Below are some records. Pull every line that contains the word "JSON".

Items from a dataset:
•••

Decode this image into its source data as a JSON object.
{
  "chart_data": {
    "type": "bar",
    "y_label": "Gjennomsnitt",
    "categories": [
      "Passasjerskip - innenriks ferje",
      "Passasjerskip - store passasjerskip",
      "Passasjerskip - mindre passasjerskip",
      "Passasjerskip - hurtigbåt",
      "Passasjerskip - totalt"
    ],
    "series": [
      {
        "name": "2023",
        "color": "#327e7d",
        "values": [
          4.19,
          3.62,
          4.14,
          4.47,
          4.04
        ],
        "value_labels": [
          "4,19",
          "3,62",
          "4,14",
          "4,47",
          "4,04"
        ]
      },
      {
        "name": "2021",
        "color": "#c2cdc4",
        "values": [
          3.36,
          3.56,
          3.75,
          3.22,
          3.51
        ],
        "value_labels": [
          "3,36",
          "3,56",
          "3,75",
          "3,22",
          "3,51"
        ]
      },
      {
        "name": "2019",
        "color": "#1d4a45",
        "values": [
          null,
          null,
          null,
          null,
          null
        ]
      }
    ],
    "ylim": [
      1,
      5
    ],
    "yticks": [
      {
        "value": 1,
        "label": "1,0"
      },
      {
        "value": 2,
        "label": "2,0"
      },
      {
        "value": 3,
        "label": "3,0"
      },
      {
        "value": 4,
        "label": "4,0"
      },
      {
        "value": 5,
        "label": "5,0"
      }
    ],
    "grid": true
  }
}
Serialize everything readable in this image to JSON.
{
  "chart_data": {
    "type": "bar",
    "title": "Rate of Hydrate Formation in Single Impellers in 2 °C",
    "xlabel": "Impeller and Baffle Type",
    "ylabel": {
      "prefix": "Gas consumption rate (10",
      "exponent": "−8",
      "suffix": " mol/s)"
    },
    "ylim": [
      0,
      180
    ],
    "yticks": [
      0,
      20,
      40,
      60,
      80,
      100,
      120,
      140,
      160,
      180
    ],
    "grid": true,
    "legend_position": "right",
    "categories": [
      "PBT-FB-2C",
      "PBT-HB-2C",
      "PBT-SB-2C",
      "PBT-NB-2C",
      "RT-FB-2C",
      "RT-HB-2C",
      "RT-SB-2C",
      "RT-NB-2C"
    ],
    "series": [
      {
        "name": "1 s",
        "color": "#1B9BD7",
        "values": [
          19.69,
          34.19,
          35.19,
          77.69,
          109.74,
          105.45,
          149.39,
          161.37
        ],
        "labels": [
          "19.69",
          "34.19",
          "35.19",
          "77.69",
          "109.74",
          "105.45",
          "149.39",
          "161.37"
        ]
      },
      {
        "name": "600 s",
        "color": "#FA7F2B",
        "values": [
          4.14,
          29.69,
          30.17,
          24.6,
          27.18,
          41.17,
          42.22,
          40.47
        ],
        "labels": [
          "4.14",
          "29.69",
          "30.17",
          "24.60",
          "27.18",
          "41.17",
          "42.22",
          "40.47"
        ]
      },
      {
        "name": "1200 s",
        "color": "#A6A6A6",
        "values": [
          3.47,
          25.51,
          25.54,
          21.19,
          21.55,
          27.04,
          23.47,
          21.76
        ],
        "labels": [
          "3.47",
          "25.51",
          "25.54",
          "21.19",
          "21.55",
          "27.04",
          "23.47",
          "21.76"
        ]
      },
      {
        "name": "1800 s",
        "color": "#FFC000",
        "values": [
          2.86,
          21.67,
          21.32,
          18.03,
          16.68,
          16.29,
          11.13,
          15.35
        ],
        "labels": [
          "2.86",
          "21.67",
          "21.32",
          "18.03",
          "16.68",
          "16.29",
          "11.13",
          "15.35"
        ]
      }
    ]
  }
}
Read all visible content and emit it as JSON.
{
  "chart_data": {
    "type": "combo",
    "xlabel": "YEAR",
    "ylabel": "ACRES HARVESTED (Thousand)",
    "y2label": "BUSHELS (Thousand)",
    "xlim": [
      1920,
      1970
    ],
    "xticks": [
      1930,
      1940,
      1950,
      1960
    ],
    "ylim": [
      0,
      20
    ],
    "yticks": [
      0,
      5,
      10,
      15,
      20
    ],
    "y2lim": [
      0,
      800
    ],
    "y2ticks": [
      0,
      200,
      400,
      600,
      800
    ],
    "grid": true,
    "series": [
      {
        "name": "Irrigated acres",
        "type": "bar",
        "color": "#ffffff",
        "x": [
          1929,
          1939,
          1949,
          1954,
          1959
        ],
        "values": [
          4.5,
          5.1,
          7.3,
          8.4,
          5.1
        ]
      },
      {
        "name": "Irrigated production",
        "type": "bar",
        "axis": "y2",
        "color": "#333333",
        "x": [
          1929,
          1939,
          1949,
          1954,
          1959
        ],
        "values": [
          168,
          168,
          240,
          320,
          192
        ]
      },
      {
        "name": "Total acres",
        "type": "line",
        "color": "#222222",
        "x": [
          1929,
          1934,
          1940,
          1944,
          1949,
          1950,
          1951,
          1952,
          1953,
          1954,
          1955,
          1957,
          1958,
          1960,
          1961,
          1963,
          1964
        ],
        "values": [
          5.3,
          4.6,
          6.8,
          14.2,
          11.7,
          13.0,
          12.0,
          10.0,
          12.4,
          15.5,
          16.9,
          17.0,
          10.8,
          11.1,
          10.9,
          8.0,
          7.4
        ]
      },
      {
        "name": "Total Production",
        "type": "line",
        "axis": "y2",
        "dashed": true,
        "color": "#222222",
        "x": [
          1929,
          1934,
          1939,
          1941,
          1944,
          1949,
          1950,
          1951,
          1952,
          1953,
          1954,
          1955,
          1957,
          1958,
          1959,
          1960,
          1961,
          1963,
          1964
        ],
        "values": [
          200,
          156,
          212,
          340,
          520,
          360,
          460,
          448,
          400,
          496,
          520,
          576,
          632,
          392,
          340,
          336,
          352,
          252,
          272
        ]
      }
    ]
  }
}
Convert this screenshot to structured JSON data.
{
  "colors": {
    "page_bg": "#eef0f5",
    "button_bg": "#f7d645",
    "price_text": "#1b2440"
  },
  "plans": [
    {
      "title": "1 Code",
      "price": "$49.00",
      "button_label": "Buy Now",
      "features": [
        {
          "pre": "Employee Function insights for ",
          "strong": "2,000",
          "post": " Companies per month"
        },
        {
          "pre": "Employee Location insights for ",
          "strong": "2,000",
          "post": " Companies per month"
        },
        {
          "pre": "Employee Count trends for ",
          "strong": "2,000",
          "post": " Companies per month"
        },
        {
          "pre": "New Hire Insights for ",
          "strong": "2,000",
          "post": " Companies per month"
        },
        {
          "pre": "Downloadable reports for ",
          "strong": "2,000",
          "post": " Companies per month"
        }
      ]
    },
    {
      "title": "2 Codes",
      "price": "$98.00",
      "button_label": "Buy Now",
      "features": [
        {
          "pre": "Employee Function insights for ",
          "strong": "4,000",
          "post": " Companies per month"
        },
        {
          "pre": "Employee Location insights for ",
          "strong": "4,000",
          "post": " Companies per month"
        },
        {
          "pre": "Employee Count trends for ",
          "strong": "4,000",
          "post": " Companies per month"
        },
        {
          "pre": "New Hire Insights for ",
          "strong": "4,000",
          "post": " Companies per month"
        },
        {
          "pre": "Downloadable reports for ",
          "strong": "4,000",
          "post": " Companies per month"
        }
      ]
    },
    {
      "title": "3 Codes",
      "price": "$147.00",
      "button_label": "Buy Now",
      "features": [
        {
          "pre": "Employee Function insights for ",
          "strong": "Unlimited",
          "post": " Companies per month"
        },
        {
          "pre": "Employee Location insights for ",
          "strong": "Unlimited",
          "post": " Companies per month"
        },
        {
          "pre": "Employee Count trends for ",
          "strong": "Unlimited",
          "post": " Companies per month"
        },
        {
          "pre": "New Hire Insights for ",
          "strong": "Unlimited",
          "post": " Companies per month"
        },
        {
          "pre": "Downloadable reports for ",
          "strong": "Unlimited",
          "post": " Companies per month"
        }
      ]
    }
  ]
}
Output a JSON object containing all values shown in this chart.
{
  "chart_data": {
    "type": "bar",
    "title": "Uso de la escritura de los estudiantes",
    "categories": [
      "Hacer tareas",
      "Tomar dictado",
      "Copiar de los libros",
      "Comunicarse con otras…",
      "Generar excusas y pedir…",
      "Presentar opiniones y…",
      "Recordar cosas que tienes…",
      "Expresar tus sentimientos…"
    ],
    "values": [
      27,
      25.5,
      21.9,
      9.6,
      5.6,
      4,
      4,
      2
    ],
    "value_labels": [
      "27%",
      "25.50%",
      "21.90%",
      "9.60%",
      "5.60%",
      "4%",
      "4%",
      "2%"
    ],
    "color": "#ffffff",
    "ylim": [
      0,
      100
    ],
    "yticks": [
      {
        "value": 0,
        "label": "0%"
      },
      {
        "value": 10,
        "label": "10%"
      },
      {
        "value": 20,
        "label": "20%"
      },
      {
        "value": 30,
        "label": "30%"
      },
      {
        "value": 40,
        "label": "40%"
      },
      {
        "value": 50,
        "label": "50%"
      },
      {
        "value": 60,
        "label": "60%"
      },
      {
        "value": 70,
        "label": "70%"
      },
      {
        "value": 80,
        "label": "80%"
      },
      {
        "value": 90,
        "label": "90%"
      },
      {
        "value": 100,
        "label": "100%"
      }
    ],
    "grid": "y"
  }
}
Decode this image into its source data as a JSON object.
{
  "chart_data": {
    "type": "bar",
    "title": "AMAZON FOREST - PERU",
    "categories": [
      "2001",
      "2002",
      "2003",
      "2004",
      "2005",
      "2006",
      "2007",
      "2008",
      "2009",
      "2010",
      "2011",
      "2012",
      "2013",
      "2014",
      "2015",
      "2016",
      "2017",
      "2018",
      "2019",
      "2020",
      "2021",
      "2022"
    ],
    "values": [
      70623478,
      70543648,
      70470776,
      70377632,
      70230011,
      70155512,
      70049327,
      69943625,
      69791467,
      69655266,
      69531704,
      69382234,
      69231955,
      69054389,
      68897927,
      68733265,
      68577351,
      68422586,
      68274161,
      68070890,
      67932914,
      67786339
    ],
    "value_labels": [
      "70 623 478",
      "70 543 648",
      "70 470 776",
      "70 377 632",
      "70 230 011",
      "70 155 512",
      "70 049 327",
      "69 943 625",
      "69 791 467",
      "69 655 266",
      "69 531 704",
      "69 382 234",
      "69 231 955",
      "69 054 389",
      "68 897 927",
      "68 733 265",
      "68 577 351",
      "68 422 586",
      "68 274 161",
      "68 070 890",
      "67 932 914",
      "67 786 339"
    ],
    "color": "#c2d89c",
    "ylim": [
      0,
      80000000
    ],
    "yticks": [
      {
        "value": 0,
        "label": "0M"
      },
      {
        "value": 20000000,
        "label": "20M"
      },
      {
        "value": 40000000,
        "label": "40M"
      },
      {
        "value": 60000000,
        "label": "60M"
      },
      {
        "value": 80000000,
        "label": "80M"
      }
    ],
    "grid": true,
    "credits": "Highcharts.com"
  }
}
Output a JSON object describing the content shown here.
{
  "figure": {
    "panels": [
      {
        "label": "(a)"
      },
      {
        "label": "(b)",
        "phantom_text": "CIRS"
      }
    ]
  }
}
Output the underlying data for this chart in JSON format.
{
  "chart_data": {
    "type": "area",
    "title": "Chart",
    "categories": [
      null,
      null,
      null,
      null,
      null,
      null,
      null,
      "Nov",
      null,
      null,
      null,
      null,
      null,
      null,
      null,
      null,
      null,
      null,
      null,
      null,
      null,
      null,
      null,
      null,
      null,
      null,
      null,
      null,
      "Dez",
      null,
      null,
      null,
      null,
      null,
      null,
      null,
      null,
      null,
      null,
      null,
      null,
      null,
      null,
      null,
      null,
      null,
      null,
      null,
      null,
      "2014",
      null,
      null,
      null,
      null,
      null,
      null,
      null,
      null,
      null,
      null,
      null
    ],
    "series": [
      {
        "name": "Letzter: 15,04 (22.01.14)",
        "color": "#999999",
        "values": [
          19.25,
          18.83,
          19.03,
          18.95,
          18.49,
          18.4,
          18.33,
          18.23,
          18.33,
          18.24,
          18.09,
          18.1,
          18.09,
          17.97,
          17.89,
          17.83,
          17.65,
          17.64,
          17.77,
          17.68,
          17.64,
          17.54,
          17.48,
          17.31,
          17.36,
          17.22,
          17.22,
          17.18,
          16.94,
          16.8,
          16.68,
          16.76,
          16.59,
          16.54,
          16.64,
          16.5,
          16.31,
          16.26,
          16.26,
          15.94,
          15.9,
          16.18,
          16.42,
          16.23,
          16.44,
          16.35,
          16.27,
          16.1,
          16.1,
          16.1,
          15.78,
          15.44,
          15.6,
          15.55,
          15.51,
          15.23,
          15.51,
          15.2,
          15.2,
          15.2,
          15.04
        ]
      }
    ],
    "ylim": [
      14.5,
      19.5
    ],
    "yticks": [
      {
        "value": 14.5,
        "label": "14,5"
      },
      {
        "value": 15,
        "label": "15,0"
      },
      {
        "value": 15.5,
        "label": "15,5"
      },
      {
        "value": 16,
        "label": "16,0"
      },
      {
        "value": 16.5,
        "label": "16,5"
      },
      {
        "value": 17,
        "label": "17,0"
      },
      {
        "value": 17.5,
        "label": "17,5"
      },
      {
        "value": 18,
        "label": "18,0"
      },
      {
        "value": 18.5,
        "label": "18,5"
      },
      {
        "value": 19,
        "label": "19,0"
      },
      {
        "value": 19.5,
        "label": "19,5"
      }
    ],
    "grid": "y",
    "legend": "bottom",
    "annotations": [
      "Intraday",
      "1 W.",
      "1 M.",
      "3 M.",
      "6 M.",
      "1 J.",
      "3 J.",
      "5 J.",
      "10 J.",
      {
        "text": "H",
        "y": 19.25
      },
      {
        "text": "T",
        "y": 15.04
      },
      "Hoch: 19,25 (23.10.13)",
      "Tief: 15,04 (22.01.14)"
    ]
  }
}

•••

* [Exercise response]
Decode this image into its source data as a JSON object.
Serialize everything readable in this image to JSON.
Read all visible content and emit it as JSON.
Convert this screenshot to structured JSON data.
Output a JSON object containing all values shown in this chart.
Decode this image into its source data as a JSON object.
Output a JSON object describing the content shown here.
Output the underlying data for this chart in JSON format.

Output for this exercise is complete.